[Stored data entries]

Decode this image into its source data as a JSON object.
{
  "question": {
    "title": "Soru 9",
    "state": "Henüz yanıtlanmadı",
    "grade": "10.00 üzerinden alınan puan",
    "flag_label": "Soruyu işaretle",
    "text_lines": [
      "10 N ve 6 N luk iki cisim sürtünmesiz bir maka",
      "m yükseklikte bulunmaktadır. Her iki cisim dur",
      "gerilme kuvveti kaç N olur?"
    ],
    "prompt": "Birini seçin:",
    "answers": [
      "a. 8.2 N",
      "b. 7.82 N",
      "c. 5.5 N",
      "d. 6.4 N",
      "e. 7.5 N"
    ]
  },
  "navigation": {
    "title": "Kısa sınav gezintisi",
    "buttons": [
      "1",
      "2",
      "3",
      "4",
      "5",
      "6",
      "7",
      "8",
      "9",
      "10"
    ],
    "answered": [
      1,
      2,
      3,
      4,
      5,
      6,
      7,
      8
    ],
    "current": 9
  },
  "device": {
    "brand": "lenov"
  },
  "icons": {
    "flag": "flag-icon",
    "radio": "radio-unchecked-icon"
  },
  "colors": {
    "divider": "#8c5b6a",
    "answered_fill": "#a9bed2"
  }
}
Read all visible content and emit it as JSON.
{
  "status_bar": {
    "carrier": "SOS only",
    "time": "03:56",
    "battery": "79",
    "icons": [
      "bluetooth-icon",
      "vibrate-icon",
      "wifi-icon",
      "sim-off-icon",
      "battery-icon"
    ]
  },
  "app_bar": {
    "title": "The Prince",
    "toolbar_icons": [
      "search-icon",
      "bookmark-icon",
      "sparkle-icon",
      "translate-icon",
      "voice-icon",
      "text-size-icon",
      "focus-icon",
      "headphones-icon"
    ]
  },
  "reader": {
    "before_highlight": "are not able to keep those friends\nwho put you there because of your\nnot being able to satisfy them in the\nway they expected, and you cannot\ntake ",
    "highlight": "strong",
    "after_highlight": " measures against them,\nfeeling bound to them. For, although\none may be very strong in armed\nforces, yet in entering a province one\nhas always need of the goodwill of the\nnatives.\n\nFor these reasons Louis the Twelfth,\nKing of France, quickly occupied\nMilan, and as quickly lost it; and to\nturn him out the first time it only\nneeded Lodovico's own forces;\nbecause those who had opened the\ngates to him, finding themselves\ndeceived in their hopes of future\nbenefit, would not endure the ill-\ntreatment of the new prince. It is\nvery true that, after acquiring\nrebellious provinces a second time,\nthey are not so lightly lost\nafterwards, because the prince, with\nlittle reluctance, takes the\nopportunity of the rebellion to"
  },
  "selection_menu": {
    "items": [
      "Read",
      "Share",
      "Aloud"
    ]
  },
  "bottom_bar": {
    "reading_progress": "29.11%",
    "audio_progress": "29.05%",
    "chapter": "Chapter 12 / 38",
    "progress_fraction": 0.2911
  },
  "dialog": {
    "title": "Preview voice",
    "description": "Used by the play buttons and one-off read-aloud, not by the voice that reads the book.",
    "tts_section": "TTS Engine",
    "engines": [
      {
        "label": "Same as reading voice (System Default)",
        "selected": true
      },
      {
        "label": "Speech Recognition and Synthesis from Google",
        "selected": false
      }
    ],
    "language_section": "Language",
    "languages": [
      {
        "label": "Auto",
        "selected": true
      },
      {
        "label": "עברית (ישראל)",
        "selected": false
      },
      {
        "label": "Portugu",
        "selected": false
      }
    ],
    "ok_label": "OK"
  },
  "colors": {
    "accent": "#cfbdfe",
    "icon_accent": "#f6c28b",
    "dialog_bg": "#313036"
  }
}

## [DIRECTION]
For the string "voice", count the lines of the entries above that include it; answer with the number only.

## [FULL SOLUTION]
4